→ Exercise brief:
Give back the full material, exactly as it reads.

** start **

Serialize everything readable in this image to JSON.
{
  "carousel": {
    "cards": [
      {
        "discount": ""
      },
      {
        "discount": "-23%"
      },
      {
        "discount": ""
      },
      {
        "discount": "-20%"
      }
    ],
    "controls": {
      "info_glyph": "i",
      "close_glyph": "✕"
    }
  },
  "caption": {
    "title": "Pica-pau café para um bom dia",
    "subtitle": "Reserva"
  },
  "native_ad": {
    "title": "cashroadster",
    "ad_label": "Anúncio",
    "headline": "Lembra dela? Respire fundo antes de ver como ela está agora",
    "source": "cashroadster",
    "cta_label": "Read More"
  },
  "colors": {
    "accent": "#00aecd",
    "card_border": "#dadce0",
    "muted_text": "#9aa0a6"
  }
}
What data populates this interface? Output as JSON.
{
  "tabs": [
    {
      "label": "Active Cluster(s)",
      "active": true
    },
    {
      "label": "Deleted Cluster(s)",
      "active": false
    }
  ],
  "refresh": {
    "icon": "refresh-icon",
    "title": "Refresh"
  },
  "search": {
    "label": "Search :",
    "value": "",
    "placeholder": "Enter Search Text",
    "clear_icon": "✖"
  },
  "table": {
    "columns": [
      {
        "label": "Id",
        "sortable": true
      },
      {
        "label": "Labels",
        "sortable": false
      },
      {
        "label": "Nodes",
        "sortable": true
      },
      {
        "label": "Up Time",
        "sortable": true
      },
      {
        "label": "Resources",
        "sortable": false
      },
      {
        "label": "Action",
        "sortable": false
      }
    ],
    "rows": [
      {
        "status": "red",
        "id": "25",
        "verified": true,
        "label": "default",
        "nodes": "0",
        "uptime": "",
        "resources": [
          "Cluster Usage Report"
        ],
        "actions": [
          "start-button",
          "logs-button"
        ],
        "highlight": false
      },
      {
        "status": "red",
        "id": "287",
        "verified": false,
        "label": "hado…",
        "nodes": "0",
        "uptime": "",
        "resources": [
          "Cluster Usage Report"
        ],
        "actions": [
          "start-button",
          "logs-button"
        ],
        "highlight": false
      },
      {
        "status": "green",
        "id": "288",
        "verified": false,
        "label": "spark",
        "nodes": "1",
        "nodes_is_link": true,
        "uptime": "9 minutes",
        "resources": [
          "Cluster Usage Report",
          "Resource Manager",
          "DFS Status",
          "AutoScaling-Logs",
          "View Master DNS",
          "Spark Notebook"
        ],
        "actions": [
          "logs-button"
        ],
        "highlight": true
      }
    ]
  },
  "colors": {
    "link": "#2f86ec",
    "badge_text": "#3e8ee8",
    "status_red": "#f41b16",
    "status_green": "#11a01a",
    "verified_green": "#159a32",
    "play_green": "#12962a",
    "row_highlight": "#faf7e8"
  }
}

** end **

→ Task solution:
Serialize everything readable in this image to JSON.
{
  "carousel": {
    "cards": [
      {
        "discount": ""
      },
      {
        "discount": "-23%"
      },
      {
        "discount": ""
      },
      {
        "discount": "-20%"
      }
    ],
    "controls": {
      "info_glyph": "i",
      "close_glyph": "✕"
    }
  },
  "caption": {
    "title": "Pica-pau café para um bom dia",
    "subtitle": "Reserva"
  },
  "native_ad": {
    "title": "cashroadster",
    "ad_label": "Anúncio",
    "headline": "Lembra dela? Respire fundo antes de ver como ela está agora",
    "source": "cashroadster",
    "cta_label": "Read More"
  },
  "colors": {
    "accent": "#00aecd",
    "card_border": "#dadce0",
    "muted_text": "#9aa0a6"
  }
}
What data populates this interface? Output as JSON.
{
  "tabs": [
    {
      "label": "Active Cluster(s)",
      "active": true
    },
    {
      "label": "Deleted Cluster(s)",
      "active": false
    }
  ],
  "refresh": {
    "icon": "refresh-icon",
    "title": "Refresh"
  },
  "search": {
    "label": "Search :",
    "value": "",
    "placeholder": "Enter Search Text",
    "clear_icon": "✖"
  },
  "table": {
    "columns": [
      {
        "label": "Id",
        "sortable": true
      },
      {
        "label": "Labels",
        "sortable": false
      },
      {
        "label": "Nodes",
        "sortable": true
      },
      {
        "label": "Up Time",
        "sortable": true
      },
      {
        "label": "Resources",
        "sortable": false
      },
      {
        "label": "Action",
        "sortable": false
      }
    ],
    "rows": [
      {
        "status": "red",
        "id": "25",
        "verified": true,
        "label": "default",
        "nodes": "0",
        "uptime": "",
        "resources": [
          "Cluster Usage Report"
        ],
        "actions": [
          "start-button",
          "logs-button"
        ],
        "highlight": false
      },
      {
        "status": "red",
        "id": "287",
        "verified": false,
        "label": "hado…",
        "nodes": "0",
        "uptime": "",
        "resources": [
          "Cluster Usage Report"
        ],
        "actions": [
          "start-button",
          "logs-button"
        ],
        "highlight": false
      },
      {
        "status": "green",
        "id": "288",
        "verified": false,
        "label": "spark",
        "nodes": "1",
        "nodes_is_link": true,
        "uptime": "9 minutes",
        "resources": [
          "Cluster Usage Report",
          "Resource Manager",
          "DFS Status",
          "AutoScaling-Logs",
          "View Master DNS",
          "Spark Notebook"
        ],
        "actions": [
          "logs-button"
        ],
        "highlight": true
      }
    ]
  },
  "colors": {
    "link": "#2f86ec",
    "badge_text": "#3e8ee8",
    "status_red": "#f41b16",
    "status_green": "#11a01a",
    "verified_green": "#159a32",
    "play_green": "#12962a",
    "row_highlight": "#faf7e8"
  }
}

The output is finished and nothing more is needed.